-------- Extract to read
The rule is YoungerAge * 2 - 7 >= OlderAge. She can acceptably marry a 51 year old and he can marry a 37 year old. She can marry him when she’s 44 and he’s 81. If it’s true love they can wait.
I will be 66, and she will be 29 when we get married next year. I have a friend who has a similar age gap in his marriage, and when I saw them together recently, I got a little bit sick. Would that be a problem for you? What if you were the woman? Would you get tired of the older man after a while and leave him? What about my family and friends? Should I expect jokes and teasing? Please treat this as a serious thread because she has a 6-year-old son, and I have no children.
What are the wait times for a spouse green card these days? Something tells me you know this.
For me, though, I had three kids before age 37, so it would be an automatic no. Just too weird to have a sexual relationship with someone younger than my kids. That feels wrong on every level.
Also, can you support her indefinitely as a stay-at-home mom on your retirement income? If not, she's got 30+ years left in the workforce while I assume you have little or none. How is that going to work?
Finally FWIW, the 2 x age - 7 thing is a random number someone made up once and for some reason it caught on. It's got little to do with any individual situation.
One of my law school professors married a former student with an almost identical age gap (she was his student and she dropped his class before they became involved). I think he had one of the Supreme Court justices perform the wedding and I met his wife and their kid briefly. Seemed to work out well.
Kartelite - a law professor with whom I email fits this description. I was the editor on a law review of an issue devoted to criminal procedure decades ago (well known), and became aware of this professor's work as a result. His spouse is much younger, was a former student and is an excellent lawyer and now professor as well. They have a child, and by all accounts, it works for both of them, which makes me pleased. This professor is in the eye of the storm in the death penalty given where he works and the cases he assists on, and his justifications for eliminating the death penalty are not emotional or predicated on pursuing claims of actual innocence, which is rarely the case. I am always attracted to discipline and a focused sense of urgency, which both people in the relationship share. So every situation is different.
----------------
-------- Source data
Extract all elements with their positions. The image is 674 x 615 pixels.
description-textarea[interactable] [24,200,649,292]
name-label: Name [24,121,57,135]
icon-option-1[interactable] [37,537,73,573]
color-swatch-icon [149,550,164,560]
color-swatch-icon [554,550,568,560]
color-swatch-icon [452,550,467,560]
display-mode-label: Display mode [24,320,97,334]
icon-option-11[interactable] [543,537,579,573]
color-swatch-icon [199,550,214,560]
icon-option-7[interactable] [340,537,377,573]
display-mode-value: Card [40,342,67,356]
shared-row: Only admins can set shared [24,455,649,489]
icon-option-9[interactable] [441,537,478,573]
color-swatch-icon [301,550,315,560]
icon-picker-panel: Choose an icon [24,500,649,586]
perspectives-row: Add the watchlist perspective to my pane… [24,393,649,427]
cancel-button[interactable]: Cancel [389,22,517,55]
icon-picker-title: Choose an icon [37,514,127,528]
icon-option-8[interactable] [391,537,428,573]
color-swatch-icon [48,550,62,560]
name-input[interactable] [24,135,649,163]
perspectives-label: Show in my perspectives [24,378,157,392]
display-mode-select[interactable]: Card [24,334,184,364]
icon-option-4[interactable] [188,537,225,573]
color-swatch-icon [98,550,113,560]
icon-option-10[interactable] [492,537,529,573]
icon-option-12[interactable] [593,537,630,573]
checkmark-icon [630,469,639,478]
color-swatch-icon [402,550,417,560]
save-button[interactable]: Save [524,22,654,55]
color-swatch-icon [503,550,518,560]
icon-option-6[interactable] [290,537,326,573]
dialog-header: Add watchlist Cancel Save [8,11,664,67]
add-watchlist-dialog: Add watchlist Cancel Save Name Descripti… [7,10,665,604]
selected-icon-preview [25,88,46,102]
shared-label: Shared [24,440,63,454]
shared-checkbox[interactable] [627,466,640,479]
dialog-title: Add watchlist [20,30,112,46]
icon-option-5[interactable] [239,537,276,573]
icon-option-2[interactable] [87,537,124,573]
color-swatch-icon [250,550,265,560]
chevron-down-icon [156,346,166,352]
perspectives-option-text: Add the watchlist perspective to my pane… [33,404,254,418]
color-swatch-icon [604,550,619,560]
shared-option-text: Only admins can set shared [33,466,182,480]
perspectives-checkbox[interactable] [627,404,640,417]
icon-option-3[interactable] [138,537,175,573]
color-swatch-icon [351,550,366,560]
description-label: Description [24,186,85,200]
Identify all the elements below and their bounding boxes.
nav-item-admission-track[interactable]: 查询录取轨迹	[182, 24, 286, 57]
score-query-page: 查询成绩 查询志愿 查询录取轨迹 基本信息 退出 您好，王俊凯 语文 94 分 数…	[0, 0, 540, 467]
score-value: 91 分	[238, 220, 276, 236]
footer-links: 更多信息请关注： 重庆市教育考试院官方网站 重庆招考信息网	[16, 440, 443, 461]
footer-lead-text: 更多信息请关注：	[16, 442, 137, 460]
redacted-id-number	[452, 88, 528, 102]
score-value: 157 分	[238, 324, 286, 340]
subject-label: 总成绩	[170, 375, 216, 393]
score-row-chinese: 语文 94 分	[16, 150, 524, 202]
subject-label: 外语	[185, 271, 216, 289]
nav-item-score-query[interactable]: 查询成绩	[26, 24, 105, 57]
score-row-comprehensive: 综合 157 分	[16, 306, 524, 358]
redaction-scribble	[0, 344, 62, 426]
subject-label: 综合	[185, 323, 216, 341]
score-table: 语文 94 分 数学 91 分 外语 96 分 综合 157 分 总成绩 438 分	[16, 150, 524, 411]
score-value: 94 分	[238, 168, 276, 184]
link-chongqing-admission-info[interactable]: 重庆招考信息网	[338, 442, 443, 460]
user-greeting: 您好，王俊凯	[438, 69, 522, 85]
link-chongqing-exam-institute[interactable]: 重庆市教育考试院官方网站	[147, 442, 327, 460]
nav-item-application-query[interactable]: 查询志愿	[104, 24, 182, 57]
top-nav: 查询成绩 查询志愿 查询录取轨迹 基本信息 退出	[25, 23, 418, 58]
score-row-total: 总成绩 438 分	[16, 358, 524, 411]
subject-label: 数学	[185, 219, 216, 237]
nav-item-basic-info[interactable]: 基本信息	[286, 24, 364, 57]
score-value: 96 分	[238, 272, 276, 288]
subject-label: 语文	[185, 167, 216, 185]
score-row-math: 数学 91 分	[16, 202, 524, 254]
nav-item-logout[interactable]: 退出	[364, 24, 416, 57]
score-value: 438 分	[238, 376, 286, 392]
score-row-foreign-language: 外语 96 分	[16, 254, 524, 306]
----------------
→ Activity
Write out the passage of the text on age gaps in marriage, beginning at the words "Finally FWIW, the" and stopping after the words "any individual situation.".

→ Solution to the problem
Finally FWIW, the 2 x age - 7 thing is a random number someone made up once and for some reason it caught on. It's got little to do with any individual situation.